(Stored data entries)
________________________

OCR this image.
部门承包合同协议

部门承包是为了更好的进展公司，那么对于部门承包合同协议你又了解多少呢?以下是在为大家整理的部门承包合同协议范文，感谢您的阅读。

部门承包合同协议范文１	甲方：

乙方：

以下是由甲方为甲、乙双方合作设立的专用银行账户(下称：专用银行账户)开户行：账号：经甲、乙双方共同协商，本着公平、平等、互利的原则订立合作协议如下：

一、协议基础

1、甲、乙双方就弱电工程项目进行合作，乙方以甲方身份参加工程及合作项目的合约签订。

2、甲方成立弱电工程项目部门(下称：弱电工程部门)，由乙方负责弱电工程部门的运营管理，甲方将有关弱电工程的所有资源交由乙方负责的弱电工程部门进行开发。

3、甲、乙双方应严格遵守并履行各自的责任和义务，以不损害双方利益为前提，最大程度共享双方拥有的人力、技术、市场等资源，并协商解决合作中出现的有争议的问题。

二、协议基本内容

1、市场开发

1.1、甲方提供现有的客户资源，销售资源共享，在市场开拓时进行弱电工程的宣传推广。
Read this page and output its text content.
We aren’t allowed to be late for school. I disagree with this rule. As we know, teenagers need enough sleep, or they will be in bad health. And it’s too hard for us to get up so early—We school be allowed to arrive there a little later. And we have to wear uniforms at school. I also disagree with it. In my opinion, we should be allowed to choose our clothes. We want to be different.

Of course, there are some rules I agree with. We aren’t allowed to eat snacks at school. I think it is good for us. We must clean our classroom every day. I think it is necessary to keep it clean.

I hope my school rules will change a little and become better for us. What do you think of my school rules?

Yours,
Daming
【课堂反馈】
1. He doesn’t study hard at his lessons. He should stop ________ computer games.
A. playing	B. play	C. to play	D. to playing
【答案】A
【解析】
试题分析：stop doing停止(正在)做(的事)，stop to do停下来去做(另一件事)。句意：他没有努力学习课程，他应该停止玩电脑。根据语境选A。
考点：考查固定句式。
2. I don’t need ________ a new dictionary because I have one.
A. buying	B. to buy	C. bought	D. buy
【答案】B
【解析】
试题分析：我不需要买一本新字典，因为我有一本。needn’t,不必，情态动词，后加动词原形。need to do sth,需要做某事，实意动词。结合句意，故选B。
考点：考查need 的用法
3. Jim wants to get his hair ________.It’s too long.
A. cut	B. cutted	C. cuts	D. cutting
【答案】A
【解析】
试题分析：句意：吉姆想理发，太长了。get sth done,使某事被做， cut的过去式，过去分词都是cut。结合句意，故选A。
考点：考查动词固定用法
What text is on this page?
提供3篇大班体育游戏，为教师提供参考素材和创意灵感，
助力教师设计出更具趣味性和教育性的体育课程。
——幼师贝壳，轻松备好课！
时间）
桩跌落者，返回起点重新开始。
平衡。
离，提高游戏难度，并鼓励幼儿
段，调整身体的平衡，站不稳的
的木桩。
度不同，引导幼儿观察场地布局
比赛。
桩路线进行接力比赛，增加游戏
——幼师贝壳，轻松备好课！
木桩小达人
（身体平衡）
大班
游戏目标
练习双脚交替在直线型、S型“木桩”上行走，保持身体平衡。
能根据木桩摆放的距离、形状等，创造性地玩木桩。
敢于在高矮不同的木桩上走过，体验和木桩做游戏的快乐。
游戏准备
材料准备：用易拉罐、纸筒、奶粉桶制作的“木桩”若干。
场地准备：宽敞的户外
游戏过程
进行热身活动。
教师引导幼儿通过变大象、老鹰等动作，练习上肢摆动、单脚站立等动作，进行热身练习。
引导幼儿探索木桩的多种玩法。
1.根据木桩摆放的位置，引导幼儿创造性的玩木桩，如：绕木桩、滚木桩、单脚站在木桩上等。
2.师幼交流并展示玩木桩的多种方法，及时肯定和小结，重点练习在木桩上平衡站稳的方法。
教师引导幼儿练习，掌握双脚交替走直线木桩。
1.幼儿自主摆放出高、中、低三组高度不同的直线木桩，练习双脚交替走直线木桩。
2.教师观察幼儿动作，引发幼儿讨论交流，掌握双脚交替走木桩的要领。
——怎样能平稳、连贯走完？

________________________

Your answer should be a single number: the count of lines in these records that hold the string "What".

2